--- MATERIAL FOR THIS TASK ---
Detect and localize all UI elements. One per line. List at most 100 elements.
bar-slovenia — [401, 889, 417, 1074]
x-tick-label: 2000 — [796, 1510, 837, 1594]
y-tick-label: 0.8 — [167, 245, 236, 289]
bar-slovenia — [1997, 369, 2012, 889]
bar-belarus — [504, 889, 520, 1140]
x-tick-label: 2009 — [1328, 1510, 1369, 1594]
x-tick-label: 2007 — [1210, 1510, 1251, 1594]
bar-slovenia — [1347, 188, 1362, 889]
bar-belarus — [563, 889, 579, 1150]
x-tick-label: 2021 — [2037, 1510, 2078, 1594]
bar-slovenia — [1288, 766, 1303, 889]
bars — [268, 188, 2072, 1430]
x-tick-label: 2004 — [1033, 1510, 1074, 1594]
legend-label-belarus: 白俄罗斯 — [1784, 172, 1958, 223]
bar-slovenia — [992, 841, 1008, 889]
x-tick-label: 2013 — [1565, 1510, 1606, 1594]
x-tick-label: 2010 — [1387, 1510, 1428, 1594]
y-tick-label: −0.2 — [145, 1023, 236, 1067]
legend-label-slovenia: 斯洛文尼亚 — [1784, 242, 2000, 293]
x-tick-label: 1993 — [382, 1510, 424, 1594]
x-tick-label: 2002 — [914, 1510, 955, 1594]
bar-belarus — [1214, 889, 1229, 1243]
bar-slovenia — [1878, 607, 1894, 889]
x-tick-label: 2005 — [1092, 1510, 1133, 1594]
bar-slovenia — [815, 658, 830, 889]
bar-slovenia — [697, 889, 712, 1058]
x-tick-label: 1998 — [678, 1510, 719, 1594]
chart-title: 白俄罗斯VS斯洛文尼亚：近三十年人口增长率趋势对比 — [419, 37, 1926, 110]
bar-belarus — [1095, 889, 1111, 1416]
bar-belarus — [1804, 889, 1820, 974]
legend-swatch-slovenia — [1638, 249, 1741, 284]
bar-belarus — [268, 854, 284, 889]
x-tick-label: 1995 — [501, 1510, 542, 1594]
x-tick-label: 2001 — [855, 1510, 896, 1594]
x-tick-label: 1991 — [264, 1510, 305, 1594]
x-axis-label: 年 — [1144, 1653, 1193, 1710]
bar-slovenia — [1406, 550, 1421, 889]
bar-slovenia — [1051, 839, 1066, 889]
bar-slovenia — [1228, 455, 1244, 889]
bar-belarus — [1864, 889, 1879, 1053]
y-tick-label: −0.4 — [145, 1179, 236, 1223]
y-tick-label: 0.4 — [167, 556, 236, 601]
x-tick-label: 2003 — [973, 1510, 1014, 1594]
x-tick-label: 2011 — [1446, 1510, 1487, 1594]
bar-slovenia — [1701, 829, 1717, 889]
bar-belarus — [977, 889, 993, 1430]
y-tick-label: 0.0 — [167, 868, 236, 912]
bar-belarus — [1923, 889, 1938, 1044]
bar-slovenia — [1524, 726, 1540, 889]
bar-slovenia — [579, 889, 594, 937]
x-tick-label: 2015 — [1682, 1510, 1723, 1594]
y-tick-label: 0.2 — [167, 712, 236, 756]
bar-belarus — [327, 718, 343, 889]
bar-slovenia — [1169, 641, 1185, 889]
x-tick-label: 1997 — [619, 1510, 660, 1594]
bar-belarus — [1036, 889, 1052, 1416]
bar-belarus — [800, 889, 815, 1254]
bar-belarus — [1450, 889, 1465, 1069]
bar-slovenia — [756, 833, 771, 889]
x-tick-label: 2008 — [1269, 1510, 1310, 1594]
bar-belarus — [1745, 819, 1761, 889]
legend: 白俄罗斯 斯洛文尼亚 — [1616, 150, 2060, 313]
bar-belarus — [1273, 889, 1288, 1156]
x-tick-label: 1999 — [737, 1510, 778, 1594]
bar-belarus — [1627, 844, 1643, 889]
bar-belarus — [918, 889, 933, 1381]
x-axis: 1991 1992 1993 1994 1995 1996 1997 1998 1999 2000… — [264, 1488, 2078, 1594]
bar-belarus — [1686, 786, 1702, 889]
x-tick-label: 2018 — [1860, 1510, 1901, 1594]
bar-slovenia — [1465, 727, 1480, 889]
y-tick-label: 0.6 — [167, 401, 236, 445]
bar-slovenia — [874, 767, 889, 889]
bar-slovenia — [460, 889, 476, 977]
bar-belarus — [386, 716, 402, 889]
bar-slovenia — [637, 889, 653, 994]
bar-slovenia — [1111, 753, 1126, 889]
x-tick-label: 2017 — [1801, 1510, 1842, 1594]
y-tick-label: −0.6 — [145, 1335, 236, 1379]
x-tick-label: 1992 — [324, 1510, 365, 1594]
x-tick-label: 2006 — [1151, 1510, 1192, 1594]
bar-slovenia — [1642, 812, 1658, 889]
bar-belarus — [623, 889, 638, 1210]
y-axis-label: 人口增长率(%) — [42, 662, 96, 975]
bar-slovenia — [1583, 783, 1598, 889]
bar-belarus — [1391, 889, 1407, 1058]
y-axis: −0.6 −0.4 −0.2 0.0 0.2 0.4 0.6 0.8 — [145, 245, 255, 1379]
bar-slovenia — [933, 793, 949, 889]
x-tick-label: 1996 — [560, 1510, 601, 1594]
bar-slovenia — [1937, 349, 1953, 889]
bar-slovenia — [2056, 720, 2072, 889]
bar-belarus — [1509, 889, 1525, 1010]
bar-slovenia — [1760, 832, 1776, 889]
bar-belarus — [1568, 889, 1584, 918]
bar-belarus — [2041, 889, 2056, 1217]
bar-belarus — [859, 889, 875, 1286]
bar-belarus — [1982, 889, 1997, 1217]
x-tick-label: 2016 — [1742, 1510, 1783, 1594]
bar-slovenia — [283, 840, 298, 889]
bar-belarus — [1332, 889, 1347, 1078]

--- TASK STATEMENT ---
Turn the records above into a JSON list of strings, one string for each line and no entries for blank lines.

--- TASK SOLUTION ---
[
  "Detect and localize all UI elements. One per line. List at most 100 elements.",
  "bar-slovenia — [401, 889, 417, 1074]",
  "x-tick-label: 2000 — [796, 1510, 837, 1594]",
  "y-tick-label: 0.8 — [167, 245, 236, 289]",
  "bar-slovenia — [1997, 369, 2012, 889]",
  "bar-belarus — [504, 889, 520, 1140]",
  "x-tick-label: 2009 — [1328, 1510, 1369, 1594]",
  "x-tick-label: 2007 — [1210, 1510, 1251, 1594]",
  "bar-slovenia — [1347, 188, 1362, 889]",
  "bar-belarus — [563, 889, 579, 1150]",
  "x-tick-label: 2021 — [2037, 1510, 2078, 1594]",
  "bar-slovenia — [1288, 766, 1303, 889]",
  "bars — [268, 188, 2072, 1430]",
  "x-tick-label: 2004 — [1033, 1510, 1074, 1594]",
  "legend-label-belarus: 白俄罗斯 — [1784, 172, 1958, 223]",
  "bar-slovenia — [992, 841, 1008, 889]",
  "x-tick-label: 2013 — [1565, 1510, 1606, 1594]",
  "x-tick-label: 2010 — [1387, 1510, 1428, 1594]",
  "y-tick-label: −0.2 — [145, 1023, 236, 1067]",
  "legend-label-slovenia: 斯洛文尼亚 — [1784, 242, 2000, 293]",
  "x-tick-label: 1993 — [382, 1510, 424, 1594]",
  "x-tick-label: 2002 — [914, 1510, 955, 1594]",
  "bar-belarus — [1214, 889, 1229, 1243]",
  "bar-slovenia — [1878, 607, 1894, 889]",
  "x-tick-label: 2005 — [1092, 1510, 1133, 1594]",
  "bar-slovenia — [815, 658, 830, 889]",
  "bar-slovenia — [697, 889, 712, 1058]",
  "x-tick-label: 1998 — [678, 1510, 719, 1594]",
  "chart-title: 白俄罗斯VS斯洛文尼亚：近三十年人口增长率趋势对比 — [419, 37, 1926, 110]",
  "bar-belarus — [1095, 889, 1111, 1416]",
  "bar-belarus — [1804, 889, 1820, 974]",
  "legend-swatch-slovenia — [1638, 249, 1741, 284]",
  "bar-belarus — [268, 854, 284, 889]",
  "x-tick-label: 1995 — [501, 1510, 542, 1594]",
  "x-tick-label: 2001 — [855, 1510, 896, 1594]",
  "x-tick-label: 1991 — [264, 1510, 305, 1594]",
  "x-axis-label: 年 — [1144, 1653, 1193, 1710]",
  "bar-slovenia — [1406, 550, 1421, 889]",
  "bar-slovenia — [1051, 839, 1066, 889]",
  "bar-slovenia — [1228, 455, 1244, 889]",
  "bar-belarus — [1864, 889, 1879, 1053]",
  "y-tick-label: −0.4 — [145, 1179, 236, 1223]",
  "y-tick-label: 0.4 — [167, 556, 236, 601]",
  "x-tick-label: 2003 — [973, 1510, 1014, 1594]",
  "x-tick-label: 2011 — [1446, 1510, 1487, 1594]",
  "bar-slovenia — [1701, 829, 1717, 889]",
  "bar-belarus — [977, 889, 993, 1430]",
  "y-tick-label: 0.0 — [167, 868, 236, 912]",
  "bar-belarus — [1923, 889, 1938, 1044]",
  "bar-slovenia — [1524, 726, 1540, 889]",
  "bar-slovenia — [579, 889, 594, 937]",
  "x-tick-label: 2015 — [1682, 1510, 1723, 1594]",
  "y-tick-label: 0.2 — [167, 712, 236, 756]",
  "bar-belarus — [327, 718, 343, 889]",
  "bar-slovenia — [1169, 641, 1185, 889]",
  "x-tick-label: 1997 — [619, 1510, 660, 1594]",
  "bar-belarus — [1036, 889, 1052, 1416]",
  "bar-belarus — [800, 889, 815, 1254]",
  "bar-belarus — [1450, 889, 1465, 1069]",
  "bar-slovenia — [756, 833, 771, 889]",
  "x-tick-label: 2008 — [1269, 1510, 1310, 1594]",
  "bar-belarus — [1745, 819, 1761, 889]",
  "legend: 白俄罗斯 斯洛文尼亚 — [1616, 150, 2060, 313]",
  "bar-belarus — [1273, 889, 1288, 1156]",
  "x-tick-label: 1999 — [737, 1510, 778, 1594]",
  "bar-belarus — [1627, 844, 1643, 889]",
  "bar-belarus — [918, 889, 933, 1381]",
  "x-axis: 1991 1992 1993 1994 1995 1996 1997 1998 1999 2000… — [264, 1488, 2078, 1594]",
  "bar-belarus — [1686, 786, 1702, 889]",
  "x-tick-label: 2018 — [1860, 1510, 1901, 1594]",
  "bar-slovenia — [1465, 727, 1480, 889]",
  "y-tick-label: 0.6 — [167, 401, 236, 445]",
  "bar-slovenia — [874, 767, 889, 889]",
  "bar-slovenia — [460, 889, 476, 977]",
  "bar-belarus — [386, 716, 402, 889]",
  "bar-slovenia — [637, 889, 653, 994]",
  "bar-slovenia — [1111, 753, 1126, 889]",
  "x-tick-label: 2017 — [1801, 1510, 1842, 1594]",
  "y-tick-label: −0.6 — [145, 1335, 236, 1379]",
  "x-tick-label: 1992 — [324, 1510, 365, 1594]",
  "x-tick-label: 2006 — [1151, 1510, 1192, 1594]",
  "bar-slovenia — [1642, 812, 1658, 889]",
  "bar-belarus — [623, 889, 638, 1210]",
  "y-axis-label: 人口增长率(%) — [42, 662, 96, 975]",
  "bar-slovenia — [1583, 783, 1598, 889]",
  "bar-belarus — [1391, 889, 1407, 1058]",
  "y-axis: −0.6 −0.4 −0.2 0.0 0.2 0.4 0.6 0.8 — [145, 245, 255, 1379]",
  "bar-slovenia — [933, 793, 949, 889]",
  "x-tick-label: 1996 — [560, 1510, 601, 1594]",
  "bar-slovenia — [1937, 349, 1953, 889]",
  "bar-slovenia — [2056, 720, 2072, 889]",
  "bar-belarus — [1509, 889, 1525, 1010]",
  "bar-slovenia — [1760, 832, 1776, 889]",
  "bar-belarus — [1568, 889, 1584, 918]",
  "bar-belarus — [2041, 889, 2056, 1217]",
  "bar-belarus — [859, 889, 875, 1286]",
  "bar-belarus — [1982, 889, 1997, 1217]",
  "x-tick-label: 2016 — [1742, 1510, 1783, 1594]",
  "bar-slovenia — [283, 840, 298, 889]",
  "bar-belarus — [1332, 889, 1347, 1078]"
]